## [What the exercise asks]
Only the number is wanted: count the lines that contain "Публикации".

## [Task inputs]
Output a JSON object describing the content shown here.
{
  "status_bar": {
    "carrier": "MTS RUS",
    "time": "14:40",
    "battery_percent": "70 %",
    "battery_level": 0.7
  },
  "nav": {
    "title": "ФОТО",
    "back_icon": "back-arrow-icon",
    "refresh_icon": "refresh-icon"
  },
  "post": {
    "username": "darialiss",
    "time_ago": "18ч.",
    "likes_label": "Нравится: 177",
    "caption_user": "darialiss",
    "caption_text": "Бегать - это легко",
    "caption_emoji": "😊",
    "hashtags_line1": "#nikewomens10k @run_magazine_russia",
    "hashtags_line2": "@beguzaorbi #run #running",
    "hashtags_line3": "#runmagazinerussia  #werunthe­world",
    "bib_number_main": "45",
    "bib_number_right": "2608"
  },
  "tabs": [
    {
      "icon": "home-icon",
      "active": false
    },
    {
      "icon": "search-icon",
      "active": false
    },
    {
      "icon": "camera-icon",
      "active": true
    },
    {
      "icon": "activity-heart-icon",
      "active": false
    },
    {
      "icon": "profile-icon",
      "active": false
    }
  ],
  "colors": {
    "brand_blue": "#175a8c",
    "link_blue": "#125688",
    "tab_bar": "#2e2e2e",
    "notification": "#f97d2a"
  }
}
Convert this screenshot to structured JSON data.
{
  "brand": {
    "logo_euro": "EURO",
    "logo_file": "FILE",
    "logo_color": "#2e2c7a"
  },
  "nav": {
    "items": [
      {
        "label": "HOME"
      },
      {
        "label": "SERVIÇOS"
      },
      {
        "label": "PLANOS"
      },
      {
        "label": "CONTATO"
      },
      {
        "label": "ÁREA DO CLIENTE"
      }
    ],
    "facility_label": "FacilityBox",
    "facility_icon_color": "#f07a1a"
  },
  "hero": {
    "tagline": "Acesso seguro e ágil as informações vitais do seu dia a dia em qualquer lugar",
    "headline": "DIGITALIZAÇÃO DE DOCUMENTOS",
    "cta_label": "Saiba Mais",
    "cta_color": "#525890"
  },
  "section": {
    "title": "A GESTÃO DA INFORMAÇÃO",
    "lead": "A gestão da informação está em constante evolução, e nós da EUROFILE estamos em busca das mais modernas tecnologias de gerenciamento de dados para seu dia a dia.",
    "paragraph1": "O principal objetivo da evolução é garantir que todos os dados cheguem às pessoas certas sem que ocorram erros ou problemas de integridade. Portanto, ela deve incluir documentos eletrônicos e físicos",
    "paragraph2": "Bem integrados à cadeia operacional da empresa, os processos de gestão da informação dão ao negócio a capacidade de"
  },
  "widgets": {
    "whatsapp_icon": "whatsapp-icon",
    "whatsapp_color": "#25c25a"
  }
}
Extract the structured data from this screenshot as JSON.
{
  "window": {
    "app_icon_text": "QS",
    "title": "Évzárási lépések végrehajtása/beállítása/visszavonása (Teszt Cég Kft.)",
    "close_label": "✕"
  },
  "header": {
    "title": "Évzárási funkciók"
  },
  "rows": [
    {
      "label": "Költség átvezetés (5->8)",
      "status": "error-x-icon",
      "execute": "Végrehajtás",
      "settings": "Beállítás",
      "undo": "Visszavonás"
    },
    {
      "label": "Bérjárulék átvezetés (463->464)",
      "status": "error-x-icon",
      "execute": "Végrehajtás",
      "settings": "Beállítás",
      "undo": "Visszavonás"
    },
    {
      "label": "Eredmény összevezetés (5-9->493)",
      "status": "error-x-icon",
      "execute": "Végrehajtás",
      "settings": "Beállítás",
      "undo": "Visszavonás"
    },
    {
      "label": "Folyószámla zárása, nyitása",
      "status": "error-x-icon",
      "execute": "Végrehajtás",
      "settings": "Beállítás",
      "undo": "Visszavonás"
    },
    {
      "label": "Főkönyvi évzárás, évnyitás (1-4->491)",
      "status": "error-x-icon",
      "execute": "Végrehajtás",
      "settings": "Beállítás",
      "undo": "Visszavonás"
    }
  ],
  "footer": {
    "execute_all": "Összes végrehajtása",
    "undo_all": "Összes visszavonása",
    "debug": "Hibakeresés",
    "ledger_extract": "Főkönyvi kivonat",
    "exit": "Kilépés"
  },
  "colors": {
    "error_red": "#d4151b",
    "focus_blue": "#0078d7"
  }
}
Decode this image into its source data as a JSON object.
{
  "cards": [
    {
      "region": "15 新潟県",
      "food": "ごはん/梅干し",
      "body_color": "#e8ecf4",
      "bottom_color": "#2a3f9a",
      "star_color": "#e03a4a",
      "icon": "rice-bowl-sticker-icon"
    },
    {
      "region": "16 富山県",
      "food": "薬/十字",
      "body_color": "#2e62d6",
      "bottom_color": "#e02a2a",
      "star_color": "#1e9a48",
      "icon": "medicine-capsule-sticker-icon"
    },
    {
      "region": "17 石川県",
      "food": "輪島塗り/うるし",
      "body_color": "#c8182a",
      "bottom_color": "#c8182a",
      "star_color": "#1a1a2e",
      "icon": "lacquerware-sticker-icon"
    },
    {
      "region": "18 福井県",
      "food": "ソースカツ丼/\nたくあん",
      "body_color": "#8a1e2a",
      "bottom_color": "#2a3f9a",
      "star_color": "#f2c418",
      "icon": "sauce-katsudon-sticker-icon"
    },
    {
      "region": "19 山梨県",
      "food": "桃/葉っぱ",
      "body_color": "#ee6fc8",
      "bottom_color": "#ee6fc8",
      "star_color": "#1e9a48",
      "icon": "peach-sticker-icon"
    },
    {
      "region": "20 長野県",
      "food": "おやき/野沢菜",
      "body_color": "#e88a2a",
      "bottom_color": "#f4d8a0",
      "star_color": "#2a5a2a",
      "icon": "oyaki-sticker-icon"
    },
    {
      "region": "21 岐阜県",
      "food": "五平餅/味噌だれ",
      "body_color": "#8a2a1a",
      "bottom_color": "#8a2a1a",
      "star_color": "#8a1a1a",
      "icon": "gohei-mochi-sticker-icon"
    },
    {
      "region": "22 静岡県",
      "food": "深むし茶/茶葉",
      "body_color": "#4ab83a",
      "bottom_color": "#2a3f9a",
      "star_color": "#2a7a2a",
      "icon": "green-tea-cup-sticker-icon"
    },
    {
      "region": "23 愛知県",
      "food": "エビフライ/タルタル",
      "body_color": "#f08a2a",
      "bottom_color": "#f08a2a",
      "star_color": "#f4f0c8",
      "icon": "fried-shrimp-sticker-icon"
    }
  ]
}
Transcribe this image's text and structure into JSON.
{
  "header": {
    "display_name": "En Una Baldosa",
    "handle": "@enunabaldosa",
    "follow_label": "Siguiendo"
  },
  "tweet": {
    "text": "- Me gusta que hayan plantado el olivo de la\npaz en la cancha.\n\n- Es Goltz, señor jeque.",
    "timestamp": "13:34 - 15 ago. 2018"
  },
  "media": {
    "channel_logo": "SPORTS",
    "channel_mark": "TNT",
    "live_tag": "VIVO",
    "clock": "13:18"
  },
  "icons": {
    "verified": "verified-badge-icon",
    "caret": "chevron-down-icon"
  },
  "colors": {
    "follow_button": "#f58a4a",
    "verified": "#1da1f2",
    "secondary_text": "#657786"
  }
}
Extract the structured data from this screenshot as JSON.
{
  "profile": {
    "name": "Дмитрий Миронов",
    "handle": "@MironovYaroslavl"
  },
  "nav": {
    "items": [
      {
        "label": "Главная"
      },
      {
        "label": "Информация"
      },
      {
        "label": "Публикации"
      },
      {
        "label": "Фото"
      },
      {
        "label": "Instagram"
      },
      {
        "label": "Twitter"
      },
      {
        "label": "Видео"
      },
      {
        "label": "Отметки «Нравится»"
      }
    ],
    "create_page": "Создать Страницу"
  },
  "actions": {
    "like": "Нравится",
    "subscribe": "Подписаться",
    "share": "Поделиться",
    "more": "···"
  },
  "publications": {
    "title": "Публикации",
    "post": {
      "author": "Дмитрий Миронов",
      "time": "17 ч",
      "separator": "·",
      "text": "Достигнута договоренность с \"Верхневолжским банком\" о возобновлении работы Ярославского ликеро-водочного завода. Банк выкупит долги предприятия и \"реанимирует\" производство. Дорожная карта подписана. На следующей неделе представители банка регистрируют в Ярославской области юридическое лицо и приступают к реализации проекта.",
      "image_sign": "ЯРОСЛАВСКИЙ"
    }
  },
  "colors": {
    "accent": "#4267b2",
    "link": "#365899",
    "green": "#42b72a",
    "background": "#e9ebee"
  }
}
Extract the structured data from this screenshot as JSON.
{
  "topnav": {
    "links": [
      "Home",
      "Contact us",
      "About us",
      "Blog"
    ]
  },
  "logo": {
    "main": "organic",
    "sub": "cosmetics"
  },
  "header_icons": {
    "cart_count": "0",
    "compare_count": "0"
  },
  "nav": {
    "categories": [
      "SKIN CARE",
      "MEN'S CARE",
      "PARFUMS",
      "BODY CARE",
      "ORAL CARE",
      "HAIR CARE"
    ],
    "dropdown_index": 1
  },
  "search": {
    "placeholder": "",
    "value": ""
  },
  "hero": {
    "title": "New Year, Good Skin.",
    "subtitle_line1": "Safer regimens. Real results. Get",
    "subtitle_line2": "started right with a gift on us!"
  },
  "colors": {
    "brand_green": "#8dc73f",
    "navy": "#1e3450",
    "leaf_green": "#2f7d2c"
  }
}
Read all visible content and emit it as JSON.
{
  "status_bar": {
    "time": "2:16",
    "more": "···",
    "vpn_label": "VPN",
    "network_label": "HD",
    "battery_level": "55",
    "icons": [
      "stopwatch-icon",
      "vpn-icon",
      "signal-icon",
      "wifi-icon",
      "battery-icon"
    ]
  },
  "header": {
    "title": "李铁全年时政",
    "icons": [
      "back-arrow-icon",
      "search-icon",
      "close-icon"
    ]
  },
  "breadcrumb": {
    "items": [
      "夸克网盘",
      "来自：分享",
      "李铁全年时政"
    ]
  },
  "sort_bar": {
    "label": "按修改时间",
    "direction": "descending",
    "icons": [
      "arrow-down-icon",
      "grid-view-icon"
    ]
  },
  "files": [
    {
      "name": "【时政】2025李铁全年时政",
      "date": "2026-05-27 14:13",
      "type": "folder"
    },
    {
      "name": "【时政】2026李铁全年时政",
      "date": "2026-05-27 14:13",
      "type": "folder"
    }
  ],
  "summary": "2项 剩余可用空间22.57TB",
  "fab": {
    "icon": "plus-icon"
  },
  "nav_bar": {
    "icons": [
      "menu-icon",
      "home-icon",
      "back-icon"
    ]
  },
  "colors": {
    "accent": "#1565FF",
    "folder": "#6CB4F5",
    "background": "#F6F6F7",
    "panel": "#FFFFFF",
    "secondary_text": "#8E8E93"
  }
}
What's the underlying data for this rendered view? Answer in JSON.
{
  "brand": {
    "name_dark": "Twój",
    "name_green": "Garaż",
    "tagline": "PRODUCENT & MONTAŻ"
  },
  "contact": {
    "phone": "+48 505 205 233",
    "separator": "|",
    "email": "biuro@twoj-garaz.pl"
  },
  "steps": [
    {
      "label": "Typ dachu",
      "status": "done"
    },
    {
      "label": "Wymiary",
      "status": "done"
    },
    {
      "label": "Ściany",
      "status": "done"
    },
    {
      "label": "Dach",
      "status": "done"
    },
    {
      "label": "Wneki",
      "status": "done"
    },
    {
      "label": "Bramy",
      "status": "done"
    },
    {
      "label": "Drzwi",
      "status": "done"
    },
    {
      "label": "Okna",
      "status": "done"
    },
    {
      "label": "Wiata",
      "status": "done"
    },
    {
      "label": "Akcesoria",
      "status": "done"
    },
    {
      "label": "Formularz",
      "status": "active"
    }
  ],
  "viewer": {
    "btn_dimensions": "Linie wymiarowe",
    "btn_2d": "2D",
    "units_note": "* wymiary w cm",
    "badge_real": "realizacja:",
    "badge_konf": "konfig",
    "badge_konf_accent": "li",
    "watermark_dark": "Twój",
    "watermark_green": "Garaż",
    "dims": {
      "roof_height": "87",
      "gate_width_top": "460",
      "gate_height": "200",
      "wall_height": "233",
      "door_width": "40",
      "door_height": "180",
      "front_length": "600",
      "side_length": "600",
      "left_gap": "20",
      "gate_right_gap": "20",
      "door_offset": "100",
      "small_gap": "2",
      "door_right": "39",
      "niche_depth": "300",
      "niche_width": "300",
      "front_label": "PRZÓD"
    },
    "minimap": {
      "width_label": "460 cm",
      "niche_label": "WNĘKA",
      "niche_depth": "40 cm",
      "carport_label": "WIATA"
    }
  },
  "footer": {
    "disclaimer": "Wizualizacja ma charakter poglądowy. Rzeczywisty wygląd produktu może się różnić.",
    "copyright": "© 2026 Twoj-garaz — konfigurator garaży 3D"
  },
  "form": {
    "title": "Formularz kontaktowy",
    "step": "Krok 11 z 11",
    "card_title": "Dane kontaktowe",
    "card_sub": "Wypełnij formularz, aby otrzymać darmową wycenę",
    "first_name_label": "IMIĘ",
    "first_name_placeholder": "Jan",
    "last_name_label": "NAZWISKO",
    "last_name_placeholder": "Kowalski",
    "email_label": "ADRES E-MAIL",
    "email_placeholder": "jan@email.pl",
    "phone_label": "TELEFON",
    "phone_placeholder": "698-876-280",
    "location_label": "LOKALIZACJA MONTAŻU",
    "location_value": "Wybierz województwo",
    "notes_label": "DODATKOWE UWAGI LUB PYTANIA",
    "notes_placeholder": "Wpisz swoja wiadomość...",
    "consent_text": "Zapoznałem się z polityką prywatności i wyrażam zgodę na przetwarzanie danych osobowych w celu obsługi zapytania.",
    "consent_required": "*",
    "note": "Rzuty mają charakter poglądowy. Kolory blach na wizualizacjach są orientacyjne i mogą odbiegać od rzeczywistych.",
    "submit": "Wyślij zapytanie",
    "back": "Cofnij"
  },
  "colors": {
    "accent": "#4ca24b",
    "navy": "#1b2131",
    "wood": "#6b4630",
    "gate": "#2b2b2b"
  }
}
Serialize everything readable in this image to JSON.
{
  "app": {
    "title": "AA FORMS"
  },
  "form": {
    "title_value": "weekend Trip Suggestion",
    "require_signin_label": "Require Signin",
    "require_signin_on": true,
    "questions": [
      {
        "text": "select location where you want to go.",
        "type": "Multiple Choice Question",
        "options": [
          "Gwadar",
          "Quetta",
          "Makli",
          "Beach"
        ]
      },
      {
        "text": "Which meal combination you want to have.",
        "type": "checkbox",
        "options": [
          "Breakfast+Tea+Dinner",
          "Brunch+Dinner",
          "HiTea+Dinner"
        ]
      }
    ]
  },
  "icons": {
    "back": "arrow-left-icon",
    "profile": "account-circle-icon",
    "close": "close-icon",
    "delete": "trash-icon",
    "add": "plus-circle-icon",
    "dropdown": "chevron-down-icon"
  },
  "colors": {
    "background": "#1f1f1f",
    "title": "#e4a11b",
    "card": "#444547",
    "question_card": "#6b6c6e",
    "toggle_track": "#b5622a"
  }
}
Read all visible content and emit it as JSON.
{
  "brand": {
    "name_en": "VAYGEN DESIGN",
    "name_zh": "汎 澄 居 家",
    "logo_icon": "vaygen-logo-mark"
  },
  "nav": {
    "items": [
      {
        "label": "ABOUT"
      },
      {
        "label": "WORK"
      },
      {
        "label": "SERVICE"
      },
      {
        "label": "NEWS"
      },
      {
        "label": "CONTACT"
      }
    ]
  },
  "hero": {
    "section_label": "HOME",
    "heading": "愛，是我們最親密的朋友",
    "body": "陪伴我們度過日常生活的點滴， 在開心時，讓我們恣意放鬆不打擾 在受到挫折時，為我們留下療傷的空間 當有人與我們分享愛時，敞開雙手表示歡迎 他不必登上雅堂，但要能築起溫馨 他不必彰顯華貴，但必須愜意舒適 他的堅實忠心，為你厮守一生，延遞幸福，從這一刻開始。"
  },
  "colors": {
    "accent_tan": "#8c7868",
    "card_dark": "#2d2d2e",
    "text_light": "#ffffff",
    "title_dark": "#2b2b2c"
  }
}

## [Final answer]
2